En outre, si, dans la morale chrétienne, l’amour de l’homme se résout dans l’amour de Dieu, ce dernier est toujours mêlé d’un sentiment qui le fausse, la crainte, sur laquelle insiste avec tant de complaisance l’Ancien Testament. « La crainte du Seigneur » joue un rôle important dans l’idée de sanction ou de justice céleste, essentielle elle-même au christianisme, et qui vient brusquement s’opposer au sentiment de l’amour, parfois le paralyser. C’est ainsi que, après avoir ramené à l’amour le sentiment même du respect et de la justice, le christianisme replace tout à coup ce sentiment au premier rang, et cela sous sa forme primitive et même sauvage, sous la forme de crainte dans l’homme et de vengeance en Dieu.
..........
▶ [Consignes]
A. Recopiez mot pour mot tout le passage de l'extrait sur la morale chrétienne, de « En outre, si, dans » jusqu'à « vengeance en Dieu. ».
B. Selon l'extrait sur la morale chrétienne, quel sentiment se mêle toujours à l'amour de Dieu et le fausse ?
Les données qui suivent n'ont aucun rapport avec l'extrait.

▶ [Données fournies]
..........
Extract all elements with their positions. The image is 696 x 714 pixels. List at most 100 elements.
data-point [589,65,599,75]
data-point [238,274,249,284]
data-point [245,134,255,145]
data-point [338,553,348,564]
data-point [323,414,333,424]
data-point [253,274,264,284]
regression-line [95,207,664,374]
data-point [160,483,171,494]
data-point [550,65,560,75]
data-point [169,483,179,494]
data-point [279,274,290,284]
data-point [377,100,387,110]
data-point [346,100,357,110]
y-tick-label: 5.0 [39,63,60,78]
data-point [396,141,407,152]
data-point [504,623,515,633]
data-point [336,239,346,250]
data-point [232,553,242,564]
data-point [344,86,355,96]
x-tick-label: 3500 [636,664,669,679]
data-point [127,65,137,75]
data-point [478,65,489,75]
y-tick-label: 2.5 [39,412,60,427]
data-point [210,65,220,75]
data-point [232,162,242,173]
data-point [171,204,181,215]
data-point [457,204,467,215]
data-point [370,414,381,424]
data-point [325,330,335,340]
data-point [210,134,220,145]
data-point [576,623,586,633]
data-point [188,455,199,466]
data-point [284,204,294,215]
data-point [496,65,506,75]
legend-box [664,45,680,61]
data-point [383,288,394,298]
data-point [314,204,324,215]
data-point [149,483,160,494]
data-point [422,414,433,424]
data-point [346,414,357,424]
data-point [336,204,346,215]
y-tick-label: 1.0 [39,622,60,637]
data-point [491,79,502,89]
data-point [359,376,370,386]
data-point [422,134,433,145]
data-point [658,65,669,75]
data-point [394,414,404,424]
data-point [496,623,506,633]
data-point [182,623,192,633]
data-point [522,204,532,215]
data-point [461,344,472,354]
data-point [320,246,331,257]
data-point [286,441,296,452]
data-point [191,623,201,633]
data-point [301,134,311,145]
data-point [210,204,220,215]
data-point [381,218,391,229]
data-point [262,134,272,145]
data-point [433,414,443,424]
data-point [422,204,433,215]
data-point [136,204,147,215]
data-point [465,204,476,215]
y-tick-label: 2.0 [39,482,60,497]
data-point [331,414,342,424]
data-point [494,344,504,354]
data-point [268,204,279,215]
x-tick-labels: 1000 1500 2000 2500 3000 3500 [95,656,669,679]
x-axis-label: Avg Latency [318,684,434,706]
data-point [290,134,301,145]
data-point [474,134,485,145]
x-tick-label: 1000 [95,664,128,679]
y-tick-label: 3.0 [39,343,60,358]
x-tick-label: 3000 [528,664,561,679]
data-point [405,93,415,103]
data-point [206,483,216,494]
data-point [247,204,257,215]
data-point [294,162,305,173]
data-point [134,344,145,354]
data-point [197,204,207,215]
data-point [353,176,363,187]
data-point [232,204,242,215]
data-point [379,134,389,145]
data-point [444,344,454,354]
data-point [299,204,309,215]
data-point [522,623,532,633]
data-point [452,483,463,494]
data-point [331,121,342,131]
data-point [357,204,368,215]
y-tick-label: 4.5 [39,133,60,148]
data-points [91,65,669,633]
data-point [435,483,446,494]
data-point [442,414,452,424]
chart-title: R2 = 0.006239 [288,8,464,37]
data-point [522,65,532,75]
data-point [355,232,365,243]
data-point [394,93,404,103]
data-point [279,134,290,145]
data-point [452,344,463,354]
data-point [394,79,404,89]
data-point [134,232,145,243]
..........
▶ [Réponses]
A.
En outre, si, dans la morale chrétienne, l’amour de l’homme se résout dans l’amour de Dieu, ce dernier est toujours mêlé d’un sentiment qui le fausse, la crainte, sur laquelle insiste avec tant de complaisance l’Ancien Testament. « La crainte du Seigneur » joue un rôle important dans l’idée de sanction ou de justice céleste, essentielle elle-même au christianisme, et qui vient brusquement s’opposer au sentiment de l’amour, parfois le paralyser. C’est ainsi que, après avoir ramené à l’amour le sentiment même du respect et de la justice, le christianisme replace tout à coup ce sentiment au premier rang, et cela sous sa forme primitive et même sauvage, sous la forme de crainte dans l’homme et de vengeance en Dieu.

B. La crainte.